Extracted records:
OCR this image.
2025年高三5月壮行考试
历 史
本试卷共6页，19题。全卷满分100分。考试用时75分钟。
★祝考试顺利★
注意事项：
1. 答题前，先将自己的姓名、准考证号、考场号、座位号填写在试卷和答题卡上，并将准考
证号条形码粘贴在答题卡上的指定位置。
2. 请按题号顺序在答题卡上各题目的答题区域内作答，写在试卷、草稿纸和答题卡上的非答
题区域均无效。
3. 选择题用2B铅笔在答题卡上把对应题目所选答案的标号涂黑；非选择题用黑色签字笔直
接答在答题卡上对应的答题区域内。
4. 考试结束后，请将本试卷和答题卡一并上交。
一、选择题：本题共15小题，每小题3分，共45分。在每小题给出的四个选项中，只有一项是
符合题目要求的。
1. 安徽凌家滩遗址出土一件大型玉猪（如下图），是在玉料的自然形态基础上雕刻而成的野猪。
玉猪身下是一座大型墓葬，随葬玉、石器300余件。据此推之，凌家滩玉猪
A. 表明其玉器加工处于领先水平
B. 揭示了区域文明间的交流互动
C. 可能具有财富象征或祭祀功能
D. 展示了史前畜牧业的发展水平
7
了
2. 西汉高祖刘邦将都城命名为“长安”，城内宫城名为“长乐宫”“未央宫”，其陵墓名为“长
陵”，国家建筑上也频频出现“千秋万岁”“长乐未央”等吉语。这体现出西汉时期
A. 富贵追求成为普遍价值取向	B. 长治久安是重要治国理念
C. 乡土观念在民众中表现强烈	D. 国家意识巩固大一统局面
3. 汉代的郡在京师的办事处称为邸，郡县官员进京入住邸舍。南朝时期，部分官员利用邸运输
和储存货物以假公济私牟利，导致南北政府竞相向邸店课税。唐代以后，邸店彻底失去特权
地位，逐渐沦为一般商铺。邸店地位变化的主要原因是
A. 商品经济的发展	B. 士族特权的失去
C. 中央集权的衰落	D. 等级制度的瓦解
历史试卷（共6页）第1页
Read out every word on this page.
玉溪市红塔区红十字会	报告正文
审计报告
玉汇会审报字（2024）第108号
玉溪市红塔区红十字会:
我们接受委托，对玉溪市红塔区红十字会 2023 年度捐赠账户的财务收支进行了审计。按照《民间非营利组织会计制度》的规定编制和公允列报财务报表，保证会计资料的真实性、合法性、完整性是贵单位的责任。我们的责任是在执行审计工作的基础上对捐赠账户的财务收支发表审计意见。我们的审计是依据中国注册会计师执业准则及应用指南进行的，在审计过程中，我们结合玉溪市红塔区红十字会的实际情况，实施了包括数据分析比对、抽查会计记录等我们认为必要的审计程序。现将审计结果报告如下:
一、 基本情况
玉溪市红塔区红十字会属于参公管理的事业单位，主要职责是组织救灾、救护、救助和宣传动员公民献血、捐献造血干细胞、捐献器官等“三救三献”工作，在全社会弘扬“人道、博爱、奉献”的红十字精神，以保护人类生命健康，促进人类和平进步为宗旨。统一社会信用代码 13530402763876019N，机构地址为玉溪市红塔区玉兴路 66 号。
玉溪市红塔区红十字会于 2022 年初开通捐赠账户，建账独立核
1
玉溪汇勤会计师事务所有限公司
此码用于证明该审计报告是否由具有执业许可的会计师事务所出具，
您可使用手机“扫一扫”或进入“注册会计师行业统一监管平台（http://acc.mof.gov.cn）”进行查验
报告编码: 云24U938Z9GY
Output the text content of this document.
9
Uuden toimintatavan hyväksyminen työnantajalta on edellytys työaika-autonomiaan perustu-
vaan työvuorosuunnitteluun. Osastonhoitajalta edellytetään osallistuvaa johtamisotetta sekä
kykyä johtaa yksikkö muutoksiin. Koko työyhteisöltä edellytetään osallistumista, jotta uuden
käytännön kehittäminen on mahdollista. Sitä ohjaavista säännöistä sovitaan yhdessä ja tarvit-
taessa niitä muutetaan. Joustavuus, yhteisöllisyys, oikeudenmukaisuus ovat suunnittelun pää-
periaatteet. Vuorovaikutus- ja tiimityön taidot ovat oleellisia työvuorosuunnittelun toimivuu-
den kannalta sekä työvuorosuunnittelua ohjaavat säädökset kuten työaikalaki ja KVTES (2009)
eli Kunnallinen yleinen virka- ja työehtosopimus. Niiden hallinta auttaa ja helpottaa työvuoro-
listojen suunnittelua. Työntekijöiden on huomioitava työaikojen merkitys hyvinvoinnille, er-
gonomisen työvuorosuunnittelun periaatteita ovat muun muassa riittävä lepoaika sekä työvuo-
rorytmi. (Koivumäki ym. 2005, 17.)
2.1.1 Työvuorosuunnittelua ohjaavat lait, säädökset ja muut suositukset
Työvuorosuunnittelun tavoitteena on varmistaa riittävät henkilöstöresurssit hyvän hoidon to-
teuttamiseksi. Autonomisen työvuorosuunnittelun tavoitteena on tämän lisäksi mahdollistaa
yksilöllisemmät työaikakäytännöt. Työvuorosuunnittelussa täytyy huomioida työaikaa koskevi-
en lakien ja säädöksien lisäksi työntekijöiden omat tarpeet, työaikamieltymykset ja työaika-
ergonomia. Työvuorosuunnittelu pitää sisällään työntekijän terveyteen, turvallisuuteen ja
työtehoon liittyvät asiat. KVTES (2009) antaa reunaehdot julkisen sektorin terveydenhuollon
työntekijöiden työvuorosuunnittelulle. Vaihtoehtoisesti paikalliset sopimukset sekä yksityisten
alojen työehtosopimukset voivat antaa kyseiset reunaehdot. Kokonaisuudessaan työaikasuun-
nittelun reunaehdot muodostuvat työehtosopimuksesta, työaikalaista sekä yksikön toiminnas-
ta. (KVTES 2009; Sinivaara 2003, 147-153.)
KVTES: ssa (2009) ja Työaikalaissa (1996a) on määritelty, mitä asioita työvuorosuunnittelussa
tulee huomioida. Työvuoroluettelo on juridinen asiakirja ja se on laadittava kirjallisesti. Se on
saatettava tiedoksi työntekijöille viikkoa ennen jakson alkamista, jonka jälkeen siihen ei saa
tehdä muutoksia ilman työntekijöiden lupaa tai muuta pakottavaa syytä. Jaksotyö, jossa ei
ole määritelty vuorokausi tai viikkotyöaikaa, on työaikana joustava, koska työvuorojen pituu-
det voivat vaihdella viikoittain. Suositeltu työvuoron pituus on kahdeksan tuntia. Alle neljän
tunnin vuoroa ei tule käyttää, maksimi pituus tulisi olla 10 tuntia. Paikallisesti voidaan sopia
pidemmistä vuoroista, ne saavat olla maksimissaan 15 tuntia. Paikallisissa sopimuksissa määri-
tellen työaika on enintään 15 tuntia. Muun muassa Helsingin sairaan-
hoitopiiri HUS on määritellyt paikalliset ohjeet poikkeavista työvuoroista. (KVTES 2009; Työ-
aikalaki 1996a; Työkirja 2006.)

WORK TO DO
Extract every record and return it verbatim.

RESULT OF THE EXERCISE
OCR this image.
2025年高三5月壮行考试
历 史
本试卷共6页，19题。全卷满分100分。考试用时75分钟。
★祝考试顺利★
注意事项：
1. 答题前，先将自己的姓名、准考证号、考场号、座位号填写在试卷和答题卡上，并将准考
证号条形码粘贴在答题卡上的指定位置。
2. 请按题号顺序在答题卡上各题目的答题区域内作答，写在试卷、草稿纸和答题卡上的非答
题区域均无效。
3. 选择题用2B铅笔在答题卡上把对应题目所选答案的标号涂黑；非选择题用黑色签字笔直
接答在答题卡上对应的答题区域内。
4. 考试结束后，请将本试卷和答题卡一并上交。
一、选择题：本题共15小题，每小题3分，共45分。在每小题给出的四个选项中，只有一项是
符合题目要求的。
1. 安徽凌家滩遗址出土一件大型玉猪（如下图），是在玉料的自然形态基础上雕刻而成的野猪。
玉猪身下是一座大型墓葬，随葬玉、石器300余件。据此推之，凌家滩玉猪
A. 表明其玉器加工处于领先水平
B. 揭示了区域文明间的交流互动
C. 可能具有财富象征或祭祀功能
D. 展示了史前畜牧业的发展水平
7
了
2. 西汉高祖刘邦将都城命名为“长安”，城内宫城名为“长乐宫”“未央宫”，其陵墓名为“长
陵”，国家建筑上也频频出现“千秋万岁”“长乐未央”等吉语。这体现出西汉时期
A. 富贵追求成为普遍价值取向	B. 长治久安是重要治国理念
C. 乡土观念在民众中表现强烈	D. 国家意识巩固大一统局面
3. 汉代的郡在京师的办事处称为邸，郡县官员进京入住邸舍。南朝时期，部分官员利用邸运输
和储存货物以假公济私牟利，导致南北政府竞相向邸店课税。唐代以后，邸店彻底失去特权
地位，逐渐沦为一般商铺。邸店地位变化的主要原因是
A. 商品经济的发展	B. 士族特权的失去
C. 中央集权的衰落	D. 等级制度的瓦解
历史试卷（共6页）第1页
Read out every word on this page.
玉溪市红塔区红十字会	报告正文
审计报告
玉汇会审报字（2024）第108号
玉溪市红塔区红十字会:
我们接受委托，对玉溪市红塔区红十字会 2023 年度捐赠账户的财务收支进行了审计。按照《民间非营利组织会计制度》的规定编制和公允列报财务报表，保证会计资料的真实性、合法性、完整性是贵单位的责任。我们的责任是在执行审计工作的基础上对捐赠账户的财务收支发表审计意见。我们的审计是依据中国注册会计师执业准则及应用指南进行的，在审计过程中，我们结合玉溪市红塔区红十字会的实际情况，实施了包括数据分析比对、抽查会计记录等我们认为必要的审计程序。现将审计结果报告如下:
一、 基本情况
玉溪市红塔区红十字会属于参公管理的事业单位，主要职责是组织救灾、救护、救助和宣传动员公民献血、捐献造血干细胞、捐献器官等“三救三献”工作，在全社会弘扬“人道、博爱、奉献”的红十字精神，以保护人类生命健康，促进人类和平进步为宗旨。统一社会信用代码 13530402763876019N，机构地址为玉溪市红塔区玉兴路 66 号。
玉溪市红塔区红十字会于 2022 年初开通捐赠账户，建账独立核
1
玉溪汇勤会计师事务所有限公司
此码用于证明该审计报告是否由具有执业许可的会计师事务所出具，
您可使用手机“扫一扫”或进入“注册会计师行业统一监管平台（http://acc.mof.gov.cn）”进行查验
报告编码: 云24U938Z9GY
Output the text content of this document.
9
Uuden toimintatavan hyväksyminen työnantajalta on edellytys työaika-autonomiaan perustu-
vaan työvuorosuunnitteluun. Osastonhoitajalta edellytetään osallistuvaa johtamisotetta sekä
kykyä johtaa yksikkö muutoksiin. Koko työyhteisöltä edellytetään osallistumista, jotta uuden
käytännön kehittäminen on mahdollista. Sitä ohjaavista säännöistä sovitaan yhdessä ja tarvit-
taessa niitä muutetaan. Joustavuus, yhteisöllisyys, oikeudenmukaisuus ovat suunnittelun pää-
periaatteet. Vuorovaikutus- ja tiimityön taidot ovat oleellisia työvuorosuunnittelun toimivuu-
den kannalta sekä työvuorosuunnittelua ohjaavat säädökset kuten työaikalaki ja KVTES (2009)
eli Kunnallinen yleinen virka- ja työehtosopimus. Niiden hallinta auttaa ja helpottaa työvuoro-
listojen suunnittelua. Työntekijöiden on huomioitava työaikojen merkitys hyvinvoinnille, er-
gonomisen työvuorosuunnittelun periaatteita ovat muun muassa riittävä lepoaika sekä työvuo-
rorytmi. (Koivumäki ym. 2005, 17.)
2.1.1 Työvuorosuunnittelua ohjaavat lait, säädökset ja muut suositukset
Työvuorosuunnittelun tavoitteena on varmistaa riittävät henkilöstöresurssit hyvän hoidon to-
teuttamiseksi. Autonomisen työvuorosuunnittelun tavoitteena on tämän lisäksi mahdollistaa
yksilöllisemmät työaikakäytännöt. Työvuorosuunnittelussa täytyy huomioida työaikaa koskevi-
en lakien ja säädöksien lisäksi työntekijöiden omat tarpeet, työaikamieltymykset ja työaika-
ergonomia. Työvuorosuunnittelu pitää sisällään työntekijän terveyteen, turvallisuuteen ja
työtehoon liittyvät asiat. KVTES (2009) antaa reunaehdot julkisen sektorin terveydenhuollon
työntekijöiden työvuorosuunnittelulle. Vaihtoehtoisesti paikalliset sopimukset sekä yksityisten
alojen työehtosopimukset voivat antaa kyseiset reunaehdot. Kokonaisuudessaan työaikasuun-
nittelun reunaehdot muodostuvat työehtosopimuksesta, työaikalaista sekä yksikön toiminnas-
ta. (KVTES 2009; Sinivaara 2003, 147-153.)
KVTES: ssa (2009) ja Työaikalaissa (1996a) on määritelty, mitä asioita työvuorosuunnittelussa
tulee huomioida. Työvuoroluettelo on juridinen asiakirja ja se on laadittava kirjallisesti. Se on
saatettava tiedoksi työntekijöille viikkoa ennen jakson alkamista, jonka jälkeen siihen ei saa
tehdä muutoksia ilman työntekijöiden lupaa tai muuta pakottavaa syytä. Jaksotyö, jossa ei
ole määritelty vuorokausi tai viikkotyöaikaa, on työaikana joustava, koska työvuorojen pituu-
det voivat vaihdella viikoittain. Suositeltu työvuoron pituus on kahdeksan tuntia. Alle neljän
tunnin vuoroa ei tule käyttää, maksimi pituus tulisi olla 10 tuntia. Paikallisesti voidaan sopia
pidemmistä vuoroista, ne saavat olla maksimissaan 15 tuntia. Paikallisissa sopimuksissa määri-
tellen työaika on enintään 15 tuntia. Muun muassa Helsingin sairaan-
hoitopiiri HUS on määritellyt paikalliset ohjeet poikkeavista työvuoroista. (KVTES 2009; Työ-
aikalaki 1996a; Työkirja 2006.)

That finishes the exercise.